Start of Records supplied

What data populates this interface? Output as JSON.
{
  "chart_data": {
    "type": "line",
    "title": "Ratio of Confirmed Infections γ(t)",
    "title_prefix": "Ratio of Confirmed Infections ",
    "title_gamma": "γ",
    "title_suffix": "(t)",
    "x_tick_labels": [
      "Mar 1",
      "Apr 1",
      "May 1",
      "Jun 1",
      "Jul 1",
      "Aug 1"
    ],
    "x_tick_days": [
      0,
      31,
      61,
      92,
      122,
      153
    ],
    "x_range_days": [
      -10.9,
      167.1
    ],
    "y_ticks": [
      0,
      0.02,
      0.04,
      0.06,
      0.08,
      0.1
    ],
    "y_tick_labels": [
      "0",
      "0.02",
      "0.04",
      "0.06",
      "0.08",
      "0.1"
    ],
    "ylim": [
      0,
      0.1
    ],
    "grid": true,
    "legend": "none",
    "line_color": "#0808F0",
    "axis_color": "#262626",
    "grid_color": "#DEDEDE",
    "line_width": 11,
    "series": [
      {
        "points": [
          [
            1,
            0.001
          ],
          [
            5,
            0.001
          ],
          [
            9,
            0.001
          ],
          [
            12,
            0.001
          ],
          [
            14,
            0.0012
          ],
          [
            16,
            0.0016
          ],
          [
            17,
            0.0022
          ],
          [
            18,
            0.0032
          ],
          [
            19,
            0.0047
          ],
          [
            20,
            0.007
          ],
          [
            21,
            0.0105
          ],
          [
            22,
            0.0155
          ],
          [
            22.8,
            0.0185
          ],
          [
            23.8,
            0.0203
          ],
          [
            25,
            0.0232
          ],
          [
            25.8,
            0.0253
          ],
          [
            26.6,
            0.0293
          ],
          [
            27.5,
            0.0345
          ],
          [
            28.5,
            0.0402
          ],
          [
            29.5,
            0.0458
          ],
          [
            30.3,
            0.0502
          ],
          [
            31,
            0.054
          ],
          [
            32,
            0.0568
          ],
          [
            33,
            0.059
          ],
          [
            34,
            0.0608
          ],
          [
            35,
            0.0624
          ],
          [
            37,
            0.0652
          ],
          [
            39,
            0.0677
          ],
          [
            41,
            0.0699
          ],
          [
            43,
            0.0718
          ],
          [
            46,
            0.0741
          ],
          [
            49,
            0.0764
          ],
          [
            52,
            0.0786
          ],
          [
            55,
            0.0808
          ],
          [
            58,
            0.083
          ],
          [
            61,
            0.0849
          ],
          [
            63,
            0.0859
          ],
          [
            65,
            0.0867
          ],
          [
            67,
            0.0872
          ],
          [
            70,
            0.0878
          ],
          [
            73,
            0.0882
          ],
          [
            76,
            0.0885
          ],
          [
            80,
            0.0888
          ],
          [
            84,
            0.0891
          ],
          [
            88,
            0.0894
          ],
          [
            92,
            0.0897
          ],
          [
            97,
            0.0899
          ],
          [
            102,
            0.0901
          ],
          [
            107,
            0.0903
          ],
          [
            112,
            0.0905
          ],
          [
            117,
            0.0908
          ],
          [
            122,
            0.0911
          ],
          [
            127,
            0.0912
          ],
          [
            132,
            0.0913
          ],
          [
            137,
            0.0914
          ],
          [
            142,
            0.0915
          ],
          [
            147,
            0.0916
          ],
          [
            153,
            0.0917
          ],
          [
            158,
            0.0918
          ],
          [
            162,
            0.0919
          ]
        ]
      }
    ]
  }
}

End of Records supplied

▶ What the exercise asks: Above are some records; repeat all of them exactly.

▶ Worked solution:
What data populates this interface? Output as JSON.
{
  "chart_data": {
    "type": "line",
    "title": "Ratio of Confirmed Infections γ(t)",
    "title_prefix": "Ratio of Confirmed Infections ",
    "title_gamma": "γ",
    "title_suffix": "(t)",
    "x_tick_labels": [
      "Mar 1",
      "Apr 1",
      "May 1",
      "Jun 1",
      "Jul 1",
      "Aug 1"
    ],
    "x_tick_days": [
      0,
      31,
      61,
      92,
      122,
      153
    ],
    "x_range_days": [
      -10.9,
      167.1
    ],
    "y_ticks": [
      0,
      0.02,
      0.04,
      0.06,
      0.08,
      0.1
    ],
    "y_tick_labels": [
      "0",
      "0.02",
      "0.04",
      "0.06",
      "0.08",
      "0.1"
    ],
    "ylim": [
      0,
      0.1
    ],
    "grid": true,
    "legend": "none",
    "line_color": "#0808F0",
    "axis_color": "#262626",
    "grid_color": "#DEDEDE",
    "line_width": 11,
    "series": [
      {
        "points": [
          [
            1,
            0.001
          ],
          [
            5,
            0.001
          ],
          [
            9,
            0.001
          ],
          [
            12,
            0.001
          ],
          [
            14,
            0.0012
          ],
          [
            16,
            0.0016
          ],
          [
            17,
            0.0022
          ],
          [
            18,
            0.0032
          ],
          [
            19,
            0.0047
          ],
          [
            20,
            0.007
          ],
          [
            21,
            0.0105
          ],
          [
            22,
            0.0155
          ],
          [
            22.8,
            0.0185
          ],
          [
            23.8,
            0.0203
          ],
          [
            25,
            0.0232
          ],
          [
            25.8,
            0.0253
          ],
          [
            26.6,
            0.0293
          ],
          [
            27.5,
            0.0345
          ],
          [
            28.5,
            0.0402
          ],
          [
            29.5,
            0.0458
          ],
          [
            30.3,
            0.0502
          ],
          [
            31,
            0.054
          ],
          [
            32,
            0.0568
          ],
          [
            33,
            0.059
          ],
          [
            34,
            0.0608
          ],
          [
            35,
            0.0624
          ],
          [
            37,
            0.0652
          ],
          [
            39,
            0.0677
          ],
          [
            41,
            0.0699
          ],
          [
            43,
            0.0718
          ],
          [
            46,
            0.0741
          ],
          [
            49,
            0.0764
          ],
          [
            52,
            0.0786
          ],
          [
            55,
            0.0808
          ],
          [
            58,
            0.083
          ],
          [
            61,
            0.0849
          ],
          [
            63,
            0.0859
          ],
          [
            65,
            0.0867
          ],
          [
            67,
            0.0872
          ],
          [
            70,
            0.0878
          ],
          [
            73,
            0.0882
          ],
          [
            76,
            0.0885
          ],
          [
            80,
            0.0888
          ],
          [
            84,
            0.0891
          ],
          [
            88,
            0.0894
          ],
          [
            92,
            0.0897
          ],
          [
            97,
            0.0899
          ],
          [
            102,
            0.0901
          ],
          [
            107,
            0.0903
          ],
          [
            112,
            0.0905
          ],
          [
            117,
            0.0908
          ],
          [
            122,
            0.0911
          ],
          [
            127,
            0.0912
          ],
          [
            132,
            0.0913
          ],
          [
            137,
            0.0914
          ],
          [
            142,
            0.0915
          ],
          [
            147,
            0.0916
          ],
          [
            153,
            0.0917
          ],
          [
            158,
            0.0918
          ],
          [
            162,
            0.0919
          ]
        ]
      }
    ]
  }
}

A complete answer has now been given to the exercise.